» Problem description: Print the entries that appear below, exactly as written and without their pictures.

» Input for this task:
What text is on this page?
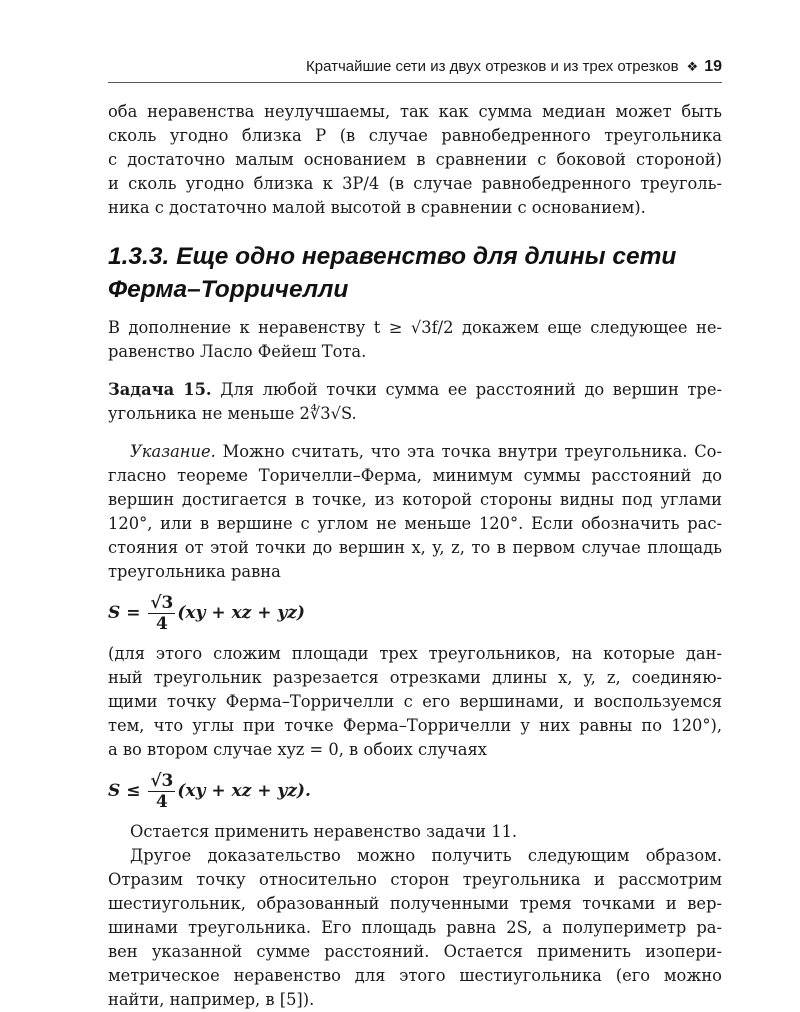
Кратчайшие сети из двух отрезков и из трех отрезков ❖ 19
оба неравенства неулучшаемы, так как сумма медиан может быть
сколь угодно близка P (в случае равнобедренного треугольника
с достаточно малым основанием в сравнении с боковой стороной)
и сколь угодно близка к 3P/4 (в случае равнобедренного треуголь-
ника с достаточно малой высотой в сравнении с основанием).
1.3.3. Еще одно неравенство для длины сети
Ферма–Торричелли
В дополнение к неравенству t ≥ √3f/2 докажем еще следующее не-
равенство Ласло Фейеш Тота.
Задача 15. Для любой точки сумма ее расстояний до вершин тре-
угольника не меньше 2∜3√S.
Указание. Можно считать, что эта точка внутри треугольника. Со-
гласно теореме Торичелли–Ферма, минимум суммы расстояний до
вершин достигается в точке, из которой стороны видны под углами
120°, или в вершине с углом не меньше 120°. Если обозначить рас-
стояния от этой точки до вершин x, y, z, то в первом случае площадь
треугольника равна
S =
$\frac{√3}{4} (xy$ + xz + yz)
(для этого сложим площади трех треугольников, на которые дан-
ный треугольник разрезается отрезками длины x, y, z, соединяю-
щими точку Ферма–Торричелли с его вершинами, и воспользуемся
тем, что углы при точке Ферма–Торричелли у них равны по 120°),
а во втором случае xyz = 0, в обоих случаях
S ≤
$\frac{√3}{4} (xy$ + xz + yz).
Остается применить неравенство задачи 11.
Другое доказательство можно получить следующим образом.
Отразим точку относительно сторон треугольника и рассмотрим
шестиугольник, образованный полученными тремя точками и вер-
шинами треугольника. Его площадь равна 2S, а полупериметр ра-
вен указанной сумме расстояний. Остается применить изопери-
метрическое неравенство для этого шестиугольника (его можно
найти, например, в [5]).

» Result for this task:
What text is on this page?
Кратчайшие сети из двух отрезков и из трех отрезков ❖ 19
оба неравенства неулучшаемы, так как сумма медиан может быть
сколь угодно близка P (в случае равнобедренного треугольника
с достаточно малым основанием в сравнении с боковой стороной)
и сколь угодно близка к 3P/4 (в случае равнобедренного треуголь-
ника с достаточно малой высотой в сравнении с основанием).
1.3.3. Еще одно неравенство для длины сети
Ферма–Торричелли
В дополнение к неравенству t ≥ √3f/2 докажем еще следующее не-
равенство Ласло Фейеш Тота.
Задача 15. Для любой точки сумма ее расстояний до вершин тре-
угольника не меньше 2∜3√S.
Указание. Можно считать, что эта точка внутри треугольника. Со-
гласно теореме Торичелли–Ферма, минимум суммы расстояний до
вершин достигается в точке, из которой стороны видны под углами
120°, или в вершине с углом не меньше 120°. Если обозначить рас-
стояния от этой точки до вершин x, y, z, то в первом случае площадь
треугольника равна
S =
$\frac{√3}{4} (xy$ + xz + yz)
(для этого сложим площади трех треугольников, на которые дан-
ный треугольник разрезается отрезками длины x, y, z, соединяю-
щими точку Ферма–Торричелли с его вершинами, и воспользуемся
тем, что углы при точке Ферма–Торричелли у них равны по 120°),
а во втором случае xyz = 0, в обоих случаях
S ≤
$\frac{√3}{4} (xy$ + xz + yz).
Остается применить неравенство задачи 11.
Другое доказательство можно получить следующим образом.
Отразим точку относительно сторон треугольника и рассмотрим
шестиугольник, образованный полученными тремя точками и вер-
шинами треугольника. Его площадь равна 2S, а полупериметр ра-
вен указанной сумме расстояний. Остается применить изопери-
метрическое неравенство для этого шестиугольника (его можно
найти, например, в [5]).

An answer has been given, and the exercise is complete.